Raw records:
-=-=-

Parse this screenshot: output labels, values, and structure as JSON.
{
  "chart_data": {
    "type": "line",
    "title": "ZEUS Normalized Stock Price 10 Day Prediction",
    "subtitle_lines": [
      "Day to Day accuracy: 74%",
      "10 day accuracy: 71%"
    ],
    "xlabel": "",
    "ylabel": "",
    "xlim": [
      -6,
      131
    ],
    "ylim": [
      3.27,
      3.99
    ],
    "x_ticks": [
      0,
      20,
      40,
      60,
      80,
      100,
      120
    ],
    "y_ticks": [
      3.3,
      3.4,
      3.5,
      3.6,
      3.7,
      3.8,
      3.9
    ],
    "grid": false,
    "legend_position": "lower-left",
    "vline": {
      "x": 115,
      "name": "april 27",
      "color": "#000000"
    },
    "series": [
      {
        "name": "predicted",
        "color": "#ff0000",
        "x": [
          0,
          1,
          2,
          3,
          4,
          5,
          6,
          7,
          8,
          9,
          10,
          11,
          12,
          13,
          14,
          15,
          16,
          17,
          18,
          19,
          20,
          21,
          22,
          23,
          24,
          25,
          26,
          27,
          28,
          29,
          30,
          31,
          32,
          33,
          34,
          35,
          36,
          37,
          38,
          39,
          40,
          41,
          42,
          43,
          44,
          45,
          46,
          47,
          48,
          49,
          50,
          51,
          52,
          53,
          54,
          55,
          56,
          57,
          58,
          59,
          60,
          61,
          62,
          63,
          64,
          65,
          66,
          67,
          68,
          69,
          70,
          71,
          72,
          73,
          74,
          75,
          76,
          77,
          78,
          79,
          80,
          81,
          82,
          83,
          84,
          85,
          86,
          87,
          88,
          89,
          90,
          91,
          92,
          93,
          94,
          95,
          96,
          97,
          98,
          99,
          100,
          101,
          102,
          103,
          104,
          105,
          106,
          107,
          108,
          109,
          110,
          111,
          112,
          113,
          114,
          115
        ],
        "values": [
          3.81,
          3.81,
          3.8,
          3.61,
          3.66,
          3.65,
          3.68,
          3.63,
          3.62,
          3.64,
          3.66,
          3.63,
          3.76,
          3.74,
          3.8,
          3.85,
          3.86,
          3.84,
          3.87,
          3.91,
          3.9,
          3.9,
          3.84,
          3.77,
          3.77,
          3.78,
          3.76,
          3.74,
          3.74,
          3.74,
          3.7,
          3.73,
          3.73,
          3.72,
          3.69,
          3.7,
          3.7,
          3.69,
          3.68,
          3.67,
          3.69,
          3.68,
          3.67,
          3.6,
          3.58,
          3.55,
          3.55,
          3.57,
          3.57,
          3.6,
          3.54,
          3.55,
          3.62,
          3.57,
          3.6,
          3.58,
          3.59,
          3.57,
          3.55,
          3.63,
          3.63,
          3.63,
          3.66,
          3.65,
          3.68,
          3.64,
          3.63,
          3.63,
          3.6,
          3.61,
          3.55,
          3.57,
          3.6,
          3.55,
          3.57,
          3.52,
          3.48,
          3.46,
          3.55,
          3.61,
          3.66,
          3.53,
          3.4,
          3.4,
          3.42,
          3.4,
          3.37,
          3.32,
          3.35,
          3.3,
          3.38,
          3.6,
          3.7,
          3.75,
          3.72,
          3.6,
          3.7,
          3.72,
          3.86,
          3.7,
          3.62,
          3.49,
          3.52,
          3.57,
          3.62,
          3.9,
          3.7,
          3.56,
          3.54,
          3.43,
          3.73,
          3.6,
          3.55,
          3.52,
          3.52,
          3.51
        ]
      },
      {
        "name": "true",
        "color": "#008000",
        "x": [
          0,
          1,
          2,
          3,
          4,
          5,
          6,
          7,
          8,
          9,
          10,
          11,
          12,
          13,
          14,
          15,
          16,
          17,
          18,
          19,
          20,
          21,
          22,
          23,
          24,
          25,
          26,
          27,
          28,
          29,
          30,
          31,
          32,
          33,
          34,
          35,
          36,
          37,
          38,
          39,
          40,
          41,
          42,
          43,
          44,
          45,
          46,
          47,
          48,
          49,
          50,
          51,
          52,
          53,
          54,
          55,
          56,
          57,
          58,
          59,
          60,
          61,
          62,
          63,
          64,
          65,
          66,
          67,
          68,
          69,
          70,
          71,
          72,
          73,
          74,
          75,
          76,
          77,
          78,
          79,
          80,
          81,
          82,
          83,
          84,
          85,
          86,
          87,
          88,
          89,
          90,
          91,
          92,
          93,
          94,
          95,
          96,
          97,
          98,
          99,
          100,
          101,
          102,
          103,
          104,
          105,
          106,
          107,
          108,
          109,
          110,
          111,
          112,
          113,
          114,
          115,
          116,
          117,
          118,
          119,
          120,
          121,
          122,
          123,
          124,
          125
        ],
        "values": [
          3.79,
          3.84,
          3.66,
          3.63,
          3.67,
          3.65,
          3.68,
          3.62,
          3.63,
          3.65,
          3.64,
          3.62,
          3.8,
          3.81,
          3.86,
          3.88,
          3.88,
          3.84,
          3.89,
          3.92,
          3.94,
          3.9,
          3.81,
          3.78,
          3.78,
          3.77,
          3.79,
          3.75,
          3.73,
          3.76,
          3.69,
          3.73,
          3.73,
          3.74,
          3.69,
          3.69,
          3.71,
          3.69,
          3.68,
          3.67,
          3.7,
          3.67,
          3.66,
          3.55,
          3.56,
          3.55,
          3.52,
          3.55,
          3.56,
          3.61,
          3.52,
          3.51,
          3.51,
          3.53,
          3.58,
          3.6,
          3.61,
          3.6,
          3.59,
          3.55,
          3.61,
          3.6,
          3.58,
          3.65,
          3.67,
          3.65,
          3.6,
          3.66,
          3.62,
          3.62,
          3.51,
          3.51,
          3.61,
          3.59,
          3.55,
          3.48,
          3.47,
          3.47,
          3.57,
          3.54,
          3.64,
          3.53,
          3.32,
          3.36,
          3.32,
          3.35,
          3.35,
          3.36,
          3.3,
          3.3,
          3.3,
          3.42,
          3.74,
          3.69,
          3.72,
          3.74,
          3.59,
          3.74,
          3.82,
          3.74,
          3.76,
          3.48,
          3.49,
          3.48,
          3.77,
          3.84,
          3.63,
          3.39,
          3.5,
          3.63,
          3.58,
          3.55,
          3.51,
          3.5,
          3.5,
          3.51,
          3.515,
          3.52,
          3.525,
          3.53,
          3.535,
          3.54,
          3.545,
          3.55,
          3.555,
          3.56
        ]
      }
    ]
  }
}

-=-=-

* [Set exercise] Repeat back the data above, exact to the last character.

* [Task output]
Parse this screenshot: output labels, values, and structure as JSON.
{
  "chart_data": {
    "type": "line",
    "title": "ZEUS Normalized Stock Price 10 Day Prediction",
    "subtitle_lines": [
      "Day to Day accuracy: 74%",
      "10 day accuracy: 71%"
    ],
    "xlabel": "",
    "ylabel": "",
    "xlim": [
      -6,
      131
    ],
    "ylim": [
      3.27,
      3.99
    ],
    "x_ticks": [
      0,
      20,
      40,
      60,
      80,
      100,
      120
    ],
    "y_ticks": [
      3.3,
      3.4,
      3.5,
      3.6,
      3.7,
      3.8,
      3.9
    ],
    "grid": false,
    "legend_position": "lower-left",
    "vline": {
      "x": 115,
      "name": "april 27",
      "color": "#000000"
    },
    "series": [
      {
        "name": "predicted",
        "color": "#ff0000",
        "x": [
          0,
          1,
          2,
          3,
          4,
          5,
          6,
          7,
          8,
          9,
          10,
          11,
          12,
          13,
          14,
          15,
          16,
          17,
          18,
          19,
          20,
          21,
          22,
          23,
          24,
          25,
          26,
          27,
          28,
          29,
          30,
          31,
          32,
          33,
          34,
          35,
          36,
          37,
          38,
          39,
          40,
          41,
          42,
          43,
          44,
          45,
          46,
          47,
          48,
          49,
          50,
          51,
          52,
          53,
          54,
          55,
          56,
          57,
          58,
          59,
          60,
          61,
          62,
          63,
          64,
          65,
          66,
          67,
          68,
          69,
          70,
          71,
          72,
          73,
          74,
          75,
          76,
          77,
          78,
          79,
          80,
          81,
          82,
          83,
          84,
          85,
          86,
          87,
          88,
          89,
          90,
          91,
          92,
          93,
          94,
          95,
          96,
          97,
          98,
          99,
          100,
          101,
          102,
          103,
          104,
          105,
          106,
          107,
          108,
          109,
          110,
          111,
          112,
          113,
          114,
          115
        ],
        "values": [
          3.81,
          3.81,
          3.8,
          3.61,
          3.66,
          3.65,
          3.68,
          3.63,
          3.62,
          3.64,
          3.66,
          3.63,
          3.76,
          3.74,
          3.8,
          3.85,
          3.86,
          3.84,
          3.87,
          3.91,
          3.9,
          3.9,
          3.84,
          3.77,
          3.77,
          3.78,
          3.76,
          3.74,
          3.74,
          3.74,
          3.7,
          3.73,
          3.73,
          3.72,
          3.69,
          3.7,
          3.7,
          3.69,
          3.68,
          3.67,
          3.69,
          3.68,
          3.67,
          3.6,
          3.58,
          3.55,
          3.55,
          3.57,
          3.57,
          3.6,
          3.54,
          3.55,
          3.62,
          3.57,
          3.6,
          3.58,
          3.59,
          3.57,
          3.55,
          3.63,
          3.63,
          3.63,
          3.66,
          3.65,
          3.68,
          3.64,
          3.63,
          3.63,
          3.6,
          3.61,
          3.55,
          3.57,
          3.6,
          3.55,
          3.57,
          3.52,
          3.48,
          3.46,
          3.55,
          3.61,
          3.66,
          3.53,
          3.4,
          3.4,
          3.42,
          3.4,
          3.37,
          3.32,
          3.35,
          3.3,
          3.38,
          3.6,
          3.7,
          3.75,
          3.72,
          3.6,
          3.7,
          3.72,
          3.86,
          3.7,
          3.62,
          3.49,
          3.52,
          3.57,
          3.62,
          3.9,
          3.7,
          3.56,
          3.54,
          3.43,
          3.73,
          3.6,
          3.55,
          3.52,
          3.52,
          3.51
        ]
      },
      {
        "name": "true",
        "color": "#008000",
        "x": [
          0,
          1,
          2,
          3,
          4,
          5,
          6,
          7,
          8,
          9,
          10,
          11,
          12,
          13,
          14,
          15,
          16,
          17,
          18,
          19,
          20,
          21,
          22,
          23,
          24,
          25,
          26,
          27,
          28,
          29,
          30,
          31,
          32,
          33,
          34,
          35,
          36,
          37,
          38,
          39,
          40,
          41,
          42,
          43,
          44,
          45,
          46,
          47,
          48,
          49,
          50,
          51,
          52,
          53,
          54,
          55,
          56,
          57,
          58,
          59,
          60,
          61,
          62,
          63,
          64,
          65,
          66,
          67,
          68,
          69,
          70,
          71,
          72,
          73,
          74,
          75,
          76,
          77,
          78,
          79,
          80,
          81,
          82,
          83,
          84,
          85,
          86,
          87,
          88,
          89,
          90,
          91,
          92,
          93,
          94,
          95,
          96,
          97,
          98,
          99,
          100,
          101,
          102,
          103,
          104,
          105,
          106,
          107,
          108,
          109,
          110,
          111,
          112,
          113,
          114,
          115,
          116,
          117,
          118,
          119,
          120,
          121,
          122,
          123,
          124,
          125
        ],
        "values": [
          3.79,
          3.84,
          3.66,
          3.63,
          3.67,
          3.65,
          3.68,
          3.62,
          3.63,
          3.65,
          3.64,
          3.62,
          3.8,
          3.81,
          3.86,
          3.88,
          3.88,
          3.84,
          3.89,
          3.92,
          3.94,
          3.9,
          3.81,
          3.78,
          3.78,
          3.77,
          3.79,
          3.75,
          3.73,
          3.76,
          3.69,
          3.73,
          3.73,
          3.74,
          3.69,
          3.69,
          3.71,
          3.69,
          3.68,
          3.67,
          3.7,
          3.67,
          3.66,
          3.55,
          3.56,
          3.55,
          3.52,
          3.55,
          3.56,
          3.61,
          3.52,
          3.51,
          3.51,
          3.53,
          3.58,
          3.6,
          3.61,
          3.6,
          3.59,
          3.55,
          3.61,
          3.6,
          3.58,
          3.65,
          3.67,
          3.65,
          3.6,
          3.66,
          3.62,
          3.62,
          3.51,
          3.51,
          3.61,
          3.59,
          3.55,
          3.48,
          3.47,
          3.47,
          3.57,
          3.54,
          3.64,
          3.53,
          3.32,
          3.36,
          3.32,
          3.35,
          3.35,
          3.36,
          3.3,
          3.3,
          3.3,
          3.42,
          3.74,
          3.69,
          3.72,
          3.74,
          3.59,
          3.74,
          3.82,
          3.74,
          3.76,
          3.48,
          3.49,
          3.48,
          3.77,
          3.84,
          3.63,
          3.39,
          3.5,
          3.63,
          3.58,
          3.55,
          3.51,
          3.5,
          3.5,
          3.51,
          3.515,
          3.52,
          3.525,
          3.53,
          3.535,
          3.54,
          3.545,
          3.55,
          3.555,
          3.56
        ]
      }
    ]
  }
}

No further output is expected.